** Start **

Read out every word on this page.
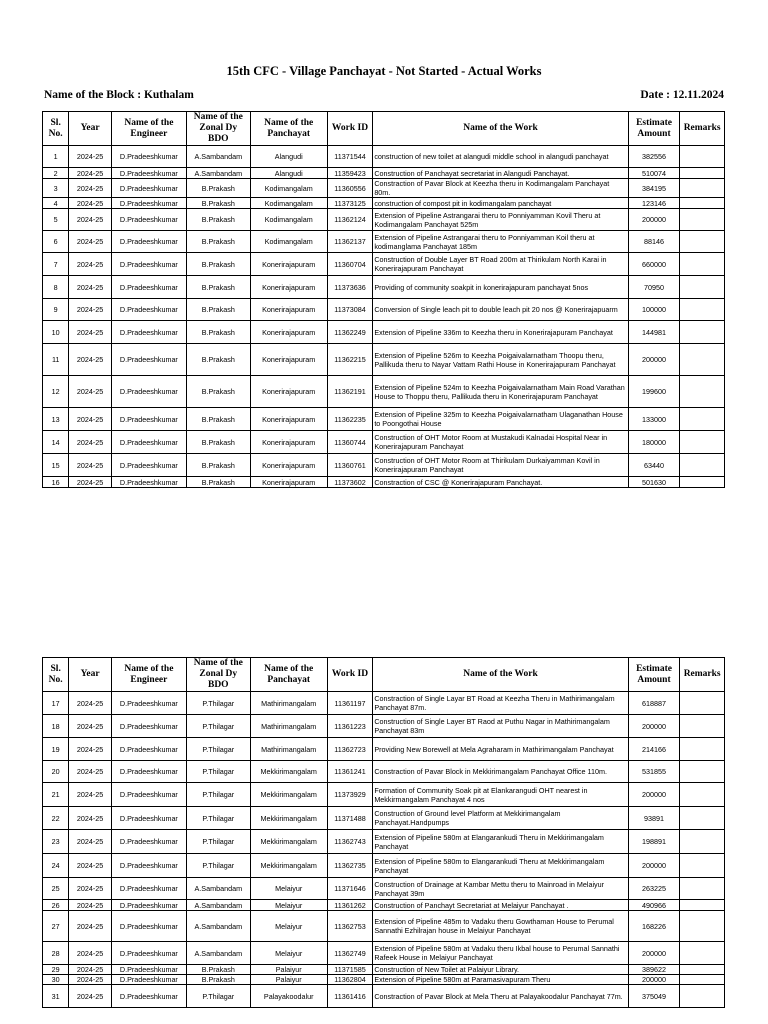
15th CFC - Village Panchayat - Not Started - Actual Works
Name of the Block : Kuthalam	Date : 12.11.2024
Sl. No.	Year	Name of the Engineer	Name of the Zonal Dy BDO	Name of the Panchayat	Work ID	Name of the Work	Estimate Amount	Remarks
1	2024-25	D.Pradeeshkumar	A.Sambandam	Alangudi	11371544	construction of new toilet at alangudi middle school in alangudi panchayat	382556	
2	2024-25	D.Pradeeshkumar	A.Sambandam	Alangudi	11359423	Construction of Panchayat secretariat in Alangudi Panchayat.	510074	
3	2024-25	D.Pradeeshkumar	B.Prakash	Kodimangalam	11360556	Constraction of Pavar Block at Keezha theru in Kodimangalam Panchayat 80m.	384195	
4	2024-25	D.Pradeeshkumar	B.Prakash	Kodimangalam	11373125	construction of compost pit in kodimangalam panchayat	123146	
5	2024-25	D.Pradeeshkumar	B.Prakash	Kodimangalam	11362124	Extension of Pipeline Astrangarai theru to Ponniyamman Kovil Theru at Kodimangalam Panchayat 525m	200000	
6	2024-25	D.Pradeeshkumar	B.Prakash	Kodimangalam	11362137	Extension of Pipeline Astrangarai theru to Ponniyamman Koil theru at kodimanglama Panchayat 185m	88146	
7	2024-25	D.Pradeeshkumar	B.Prakash	Konerirajapuram	11360704	Construction of Double Layer BT Road 200m at Thirikulam North Karai in Konerirajapuram Panchayat	660000	
8	2024-25	D.Pradeeshkumar	B.Prakash	Konerirajapuram	11373636	Providing of community soakpit in konerirajapuram panchayat 5nos	70950	
9	2024-25	D.Pradeeshkumar	B.Prakash	Konerirajapuram	11373084	Conversion of Single leach pit to double leach pit 20 nos @ Konerirajapuarm	100000	
10	2024-25	D.Pradeeshkumar	B.Prakash	Konerirajapuram	11362249	Extension of Pipeline 336m to Keezha theru in Konerirajapuram Panchayat	144981	
11	2024-25	D.Pradeeshkumar	B.Prakash	Konerirajapuram	11362215	Extension of Pipeline 526m to Keezha Poigaivalarnatham Thoopu theru, Pallikuda theru to Nayar Vattam Rathi House in Konerirajapuram Panchayat	200000	
12	2024-25	D.Pradeeshkumar	B.Prakash	Konerirajapuram	11362191	Extension of Pipeline 524m to Keezha Poigaivalarnatham Main Road Varathan House to Thoppu theru, Pallikuda theru in Konerirajapuram Panchayat	199600	
13	2024-25	D.Pradeeshkumar	B.Prakash	Konerirajapuram	11362235	Extension of Pipeline 325m to Keezha Poigaivalarnatham Ulaganathan House to Poongothai House	133000	
14	2024-25	D.Pradeeshkumar	B.Prakash	Konerirajapuram	11360744	Construction of OHT Motor Room at Mustakudi Kalnadai Hospital Near in Konerirajapuram Panchayat	180000	
15	2024-25	D.Pradeeshkumar	B.Prakash	Konerirajapuram	11360761	Construction of OHT Motor Room at Thirikulam Durkaiyamman Kovil in Konerirajapuram Panchayat	63440	
16	2024-25	D.Pradeeshkumar	B.Prakash	Konerirajapuram	11373602	Constraction of CSC @ Konerirajapuram Panchayat.	501630	
Sl. No.	Year	Name of the Engineer	Name of the Zonal Dy BDO	Name of the Panchayat	Work ID	Name of the Work	Estimate Amount	Remarks
17	2024-25	D.Pradeeshkumar	P.Thilagar	Mathirimangalam	11361197	Constraction of Single Layar BT Road at Keezha Theru in Mathirimangalam Panchayat 87m.	618887	
18	2024-25	D.Pradeeshkumar	P.Thilagar	Mathirimangalam	11361223	Construction of Single Layer BT Raod at Puthu Nagar in Mathirimangalam Panchayat 83m	200000	
19	2024-25	D.Pradeeshkumar	P.Thilagar	Mathirimangalam	11362723	Providing New Borewell at Mela Agraharam in Mathirimangalam Panchayat	214166	
20	2024-25	D.Pradeeshkumar	P.Thilagar	Mekkirimangalam	11361241	Constraction of Pavar Block in Mekkirimangalam Panchayat Office 110m.	531855	
21	2024-25	D.Pradeeshkumar	P.Thilagar	Mekkirimangalam	11373929	Formation of Community Soak pit at Elankarangudi OHT nearest in Mekkirmangalam Panchayat 4 nos	200000	
22	2024-25	D.Pradeeshkumar	P.Thilagar	Mekkirimangalam	11371488	Construction of Ground level Platform at Mekkirimangalam Panchayat.Handpumps	93891	
23	2024-25	D.Pradeeshkumar	P.Thilagar	Mekkirimangalam	11362743	Extension of Pipeline 580m at Elangarankudi Theru in Mekkirimangalam Panchayat	198891	
24	2024-25	D.Pradeeshkumar	P.Thilagar	Mekkirimangalam	11362735	Extension of Pipeline 580m to Elangarankudi Theru at Mekkirimangalam Panchayat	200000	
25	2024-25	D.Pradeeshkumar	A.Sambandam	Melaiyur	11371646	Construction of Drainage at Kambar Mettu theru to Mainroad in Melaiyur Panchayat 39m	263225	
26	2024-25	D.Pradeeshkumar	A.Sambandam	Melaiyur	11361262	Construction of Panchayt Secretariat at Melaiyur Panchayat .	490966	
27	2024-25	D.Pradeeshkumar	A.Sambandam	Melaiyur	11362753	Extension of Pipeline 485m to Vadaku theru Gowthaman House to Perumal Sannathi Ezhilrajan house in Melaiyur Panchayat	168226	
28	2024-25	D.Pradeeshkumar	A.Sambandam	Melaiyur	11362749	Extension of Pipeline 580m at Vadaku theru Ikbal house to Perumal Sannathi Rafeek House in Melaiyur Panchayat	200000	
29	2024-25	D.Pradeeshkumar	B.Prakash	Palaiyur	11371585	Construction of New Toilet at Palaiyur Library.	389622	
30	2024-25	D.Pradeeshkumar	B.Prakash	Palaiyur	11362804	Extension of Pipeline 580m at Paramasivapuram Theru	200000	
31	2024-25	D.Pradeeshkumar	P.Thilagar	Palayakoodalur	11361416	Constraction of Pavar Block at Mela Theru at Palayakoodalur Panchayat 77m.	375049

** End **

Quote the records above in full, dropping each picture.

> [TASK SOLUTION]:
Read out every word on this page.
15th CFC - Village Panchayat - Not Started - Actual Works
Name of the Block : Kuthalam	Date : 12.11.2024
Sl. No.	Year	Name of the Engineer	Name of the Zonal Dy BDO	Name of the Panchayat	Work ID	Name of the Work	Estimate Amount	Remarks
1	2024-25	D.Pradeeshkumar	A.Sambandam	Alangudi	11371544	construction of new toilet at alangudi middle school in alangudi panchayat	382556	
2	2024-25	D.Pradeeshkumar	A.Sambandam	Alangudi	11359423	Construction of Panchayat secretariat in Alangudi Panchayat.	510074	
3	2024-25	D.Pradeeshkumar	B.Prakash	Kodimangalam	11360556	Constraction of Pavar Block at Keezha theru in Kodimangalam Panchayat 80m.	384195	
4	2024-25	D.Pradeeshkumar	B.Prakash	Kodimangalam	11373125	construction of compost pit in kodimangalam panchayat	123146	
5	2024-25	D.Pradeeshkumar	B.Prakash	Kodimangalam	11362124	Extension of Pipeline Astrangarai theru to Ponniyamman Kovil Theru at Kodimangalam Panchayat 525m	200000	
6	2024-25	D.Pradeeshkumar	B.Prakash	Kodimangalam	11362137	Extension of Pipeline Astrangarai theru to Ponniyamman Koil theru at kodimanglama Panchayat 185m	88146	
7	2024-25	D.Pradeeshkumar	B.Prakash	Konerirajapuram	11360704	Construction of Double Layer BT Road 200m at Thirikulam North Karai in Konerirajapuram Panchayat	660000	
8	2024-25	D.Pradeeshkumar	B.Prakash	Konerirajapuram	11373636	Providing of community soakpit in konerirajapuram panchayat 5nos	70950	
9	2024-25	D.Pradeeshkumar	B.Prakash	Konerirajapuram	11373084	Conversion of Single leach pit to double leach pit 20 nos @ Konerirajapuarm	100000	
10	2024-25	D.Pradeeshkumar	B.Prakash	Konerirajapuram	11362249	Extension of Pipeline 336m to Keezha theru in Konerirajapuram Panchayat	144981	
11	2024-25	D.Pradeeshkumar	B.Prakash	Konerirajapuram	11362215	Extension of Pipeline 526m to Keezha Poigaivalarnatham Thoopu theru, Pallikuda theru to Nayar Vattam Rathi House in Konerirajapuram Panchayat	200000	
12	2024-25	D.Pradeeshkumar	B.Prakash	Konerirajapuram	11362191	Extension of Pipeline 524m to Keezha Poigaivalarnatham Main Road Varathan House to Thoppu theru, Pallikuda theru in Konerirajapuram Panchayat	199600	
13	2024-25	D.Pradeeshkumar	B.Prakash	Konerirajapuram	11362235	Extension of Pipeline 325m to Keezha Poigaivalarnatham Ulaganathan House to Poongothai House	133000	
14	2024-25	D.Pradeeshkumar	B.Prakash	Konerirajapuram	11360744	Construction of OHT Motor Room at Mustakudi Kalnadai Hospital Near in Konerirajapuram Panchayat	180000	
15	2024-25	D.Pradeeshkumar	B.Prakash	Konerirajapuram	11360761	Construction of OHT Motor Room at Thirikulam Durkaiyamman Kovil in Konerirajapuram Panchayat	63440	
16	2024-25	D.Pradeeshkumar	B.Prakash	Konerirajapuram	11373602	Constraction of CSC @ Konerirajapuram Panchayat.	501630	
Sl. No.	Year	Name of the Engineer	Name of the Zonal Dy BDO	Name of the Panchayat	Work ID	Name of the Work	Estimate Amount	Remarks
17	2024-25	D.Pradeeshkumar	P.Thilagar	Mathirimangalam	11361197	Constraction of Single Layar BT Road at Keezha Theru in Mathirimangalam Panchayat 87m.	618887	
18	2024-25	D.Pradeeshkumar	P.Thilagar	Mathirimangalam	11361223	Construction of Single Layer BT Raod at Puthu Nagar in Mathirimangalam Panchayat 83m	200000	
19	2024-25	D.Pradeeshkumar	P.Thilagar	Mathirimangalam	11362723	Providing New Borewell at Mela Agraharam in Mathirimangalam Panchayat	214166	
20	2024-25	D.Pradeeshkumar	P.Thilagar	Mekkirimangalam	11361241	Constraction of Pavar Block in Mekkirimangalam Panchayat Office 110m.	531855	
21	2024-25	D.Pradeeshkumar	P.Thilagar	Mekkirimangalam	11373929	Formation of Community Soak pit at Elankarangudi OHT nearest in Mekkirmangalam Panchayat 4 nos	200000	
22	2024-25	D.Pradeeshkumar	P.Thilagar	Mekkirimangalam	11371488	Construction of Ground level Platform at Mekkirimangalam Panchayat.Handpumps	93891	
23	2024-25	D.Pradeeshkumar	P.Thilagar	Mekkirimangalam	11362743	Extension of Pipeline 580m at Elangarankudi Theru in Mekkirimangalam Panchayat	198891	
24	2024-25	D.Pradeeshkumar	P.Thilagar	Mekkirimangalam	11362735	Extension of Pipeline 580m to Elangarankudi Theru at Mekkirimangalam Panchayat	200000	
25	2024-25	D.Pradeeshkumar	A.Sambandam	Melaiyur	11371646	Construction of Drainage at Kambar Mettu theru to Mainroad in Melaiyur Panchayat 39m	263225	
26	2024-25	D.Pradeeshkumar	A.Sambandam	Melaiyur	11361262	Construction of Panchayt Secretariat at Melaiyur Panchayat .	490966	
27	2024-25	D.Pradeeshkumar	A.Sambandam	Melaiyur	11362753	Extension of Pipeline 485m to Vadaku theru Gowthaman House to Perumal Sannathi Ezhilrajan house in Melaiyur Panchayat	168226	
28	2024-25	D.Pradeeshkumar	A.Sambandam	Melaiyur	11362749	Extension of Pipeline 580m at Vadaku theru Ikbal house to Perumal Sannathi Rafeek House in Melaiyur Panchayat	200000	
29	2024-25	D.Pradeeshkumar	B.Prakash	Palaiyur	11371585	Construction of New Toilet at Palaiyur Library.	389622	
30	2024-25	D.Pradeeshkumar	B.Prakash	Palaiyur	11362804	Extension of Pipeline 580m at Paramasivapuram Theru	200000	
31	2024-25	D.Pradeeshkumar	P.Thilagar	Palayakoodalur	11361416	Constraction of Pavar Block at Mela Theru at Palayakoodalur Panchayat 77m.	375049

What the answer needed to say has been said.